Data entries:
------------------------------------
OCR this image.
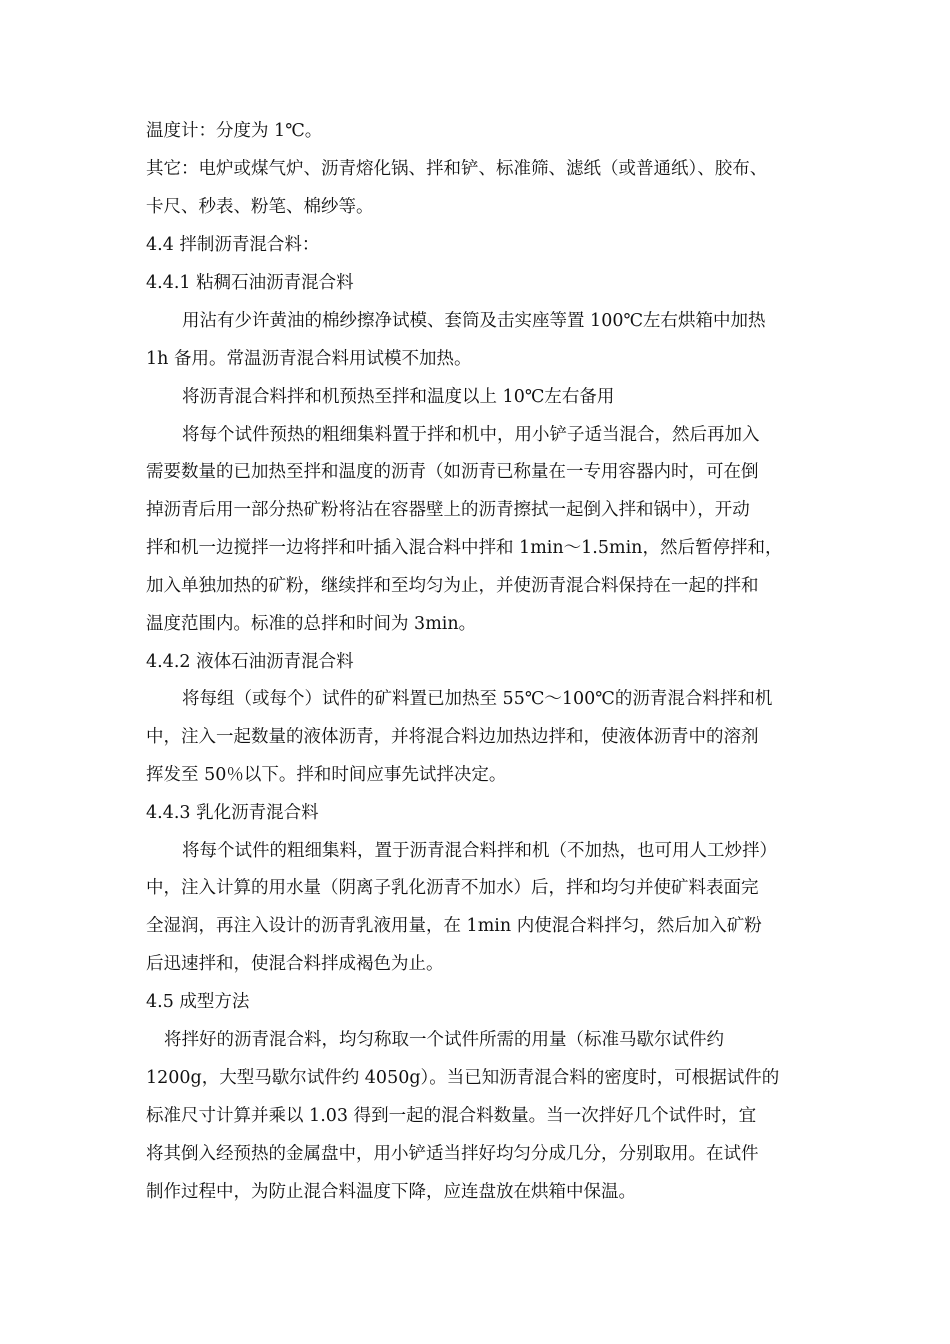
温度计：分度为 1℃。
其它：电炉或煤气炉、沥青熔化锅、拌和铲、标准筛、滤纸（或普通纸）、胶布、
卡尺、秒表、粉笔、棉纱等。
4.4 拌制沥青混合料：
4.4.1 粘稠石油沥青混合料
用沾有少许黄油的棉纱擦净试模、套筒及击实座等置 100℃左右烘箱中加热
1h 备用。常温沥青混合料用试模不加热。
将沥青混合料拌和机预热至拌和温度以上 10℃左右备用
将每个试件预热的粗细集料置于拌和机中，用小铲子适当混合，然后再加入
需要数量的已加热至拌和温度的沥青（如沥青已称量在一专用容器内时，可在倒
掉沥青后用一部分热矿粉将沾在容器壁上的沥青擦拭一起倒入拌和锅中），开动
拌和机一边搅拌一边将拌和叶插入混合料中拌和 1min～1.5min，然后暂停拌和，
加入单独加热的矿粉，继续拌和至均匀为止，并使沥青混合料保持在一起的拌和
温度范围内。标准的总拌和时间为 3min。
4.4.2 液体石油沥青混合料
将每组（或每个）试件的矿料置已加热至 55℃～100℃的沥青混合料拌和机
中，注入一起数量的液体沥青，并将混合料边加热边拌和，使液体沥青中的溶剂
挥发至 50％以下。拌和时间应事先试拌决定。
4.4.3 乳化沥青混合料
将每个试件的粗细集料，置于沥青混合料拌和机（不加热，也可用人工炒拌）
中，注入计算的用水量（阴离子乳化沥青不加水）后，拌和均匀并使矿料表面完
全湿润，再注入设计的沥青乳液用量，在 1min 内使混合料拌匀，然后加入矿粉
后迅速拌和，使混合料拌成褐色为止。
4.5 成型方法
将拌好的沥青混合料，均匀称取一个试件所需的用量（标准马歇尔试件约
1200g，大型马歇尔试件约 4050g）。当已知沥青混合料的密度时，可根据试件的
标准尺寸计算并乘以 1.03 得到一起的混合料数量。当一次拌好几个试件时，宜
将其倒入经预热的金属盘中，用小铲适当拌好均匀分成几分，分别取用。在试件
制作过程中，为防止混合料温度下降，应连盘放在烘箱中保温。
------------------------------------
▶ [Goal]:
Repeat the listing above exactly, with no pictures.

▶ [The answer]:
OCR this image.
温度计：分度为 1℃。
其它：电炉或煤气炉、沥青熔化锅、拌和铲、标准筛、滤纸（或普通纸）、胶布、
卡尺、秒表、粉笔、棉纱等。
4.4 拌制沥青混合料：
4.4.1 粘稠石油沥青混合料
用沾有少许黄油的棉纱擦净试模、套筒及击实座等置 100℃左右烘箱中加热
1h 备用。常温沥青混合料用试模不加热。
将沥青混合料拌和机预热至拌和温度以上 10℃左右备用
将每个试件预热的粗细集料置于拌和机中，用小铲子适当混合，然后再加入
需要数量的已加热至拌和温度的沥青（如沥青已称量在一专用容器内时，可在倒
掉沥青后用一部分热矿粉将沾在容器壁上的沥青擦拭一起倒入拌和锅中），开动
拌和机一边搅拌一边将拌和叶插入混合料中拌和 1min～1.5min，然后暂停拌和，
加入单独加热的矿粉，继续拌和至均匀为止，并使沥青混合料保持在一起的拌和
温度范围内。标准的总拌和时间为 3min。
4.4.2 液体石油沥青混合料
将每组（或每个）试件的矿料置已加热至 55℃～100℃的沥青混合料拌和机
中，注入一起数量的液体沥青，并将混合料边加热边拌和，使液体沥青中的溶剂
挥发至 50％以下。拌和时间应事先试拌决定。
4.4.3 乳化沥青混合料
将每个试件的粗细集料，置于沥青混合料拌和机（不加热，也可用人工炒拌）
中，注入计算的用水量（阴离子乳化沥青不加水）后，拌和均匀并使矿料表面完
全湿润，再注入设计的沥青乳液用量，在 1min 内使混合料拌匀，然后加入矿粉
后迅速拌和，使混合料拌成褐色为止。
4.5 成型方法
将拌好的沥青混合料，均匀称取一个试件所需的用量（标准马歇尔试件约
1200g，大型马歇尔试件约 4050g）。当已知沥青混合料的密度时，可根据试件的
标准尺寸计算并乘以 1.03 得到一起的混合料数量。当一次拌好几个试件时，宜
将其倒入经预热的金属盘中，用小铲适当拌好均匀分成几分，分别取用。在试件
制作过程中，为防止混合料温度下降，应连盘放在烘箱中保温。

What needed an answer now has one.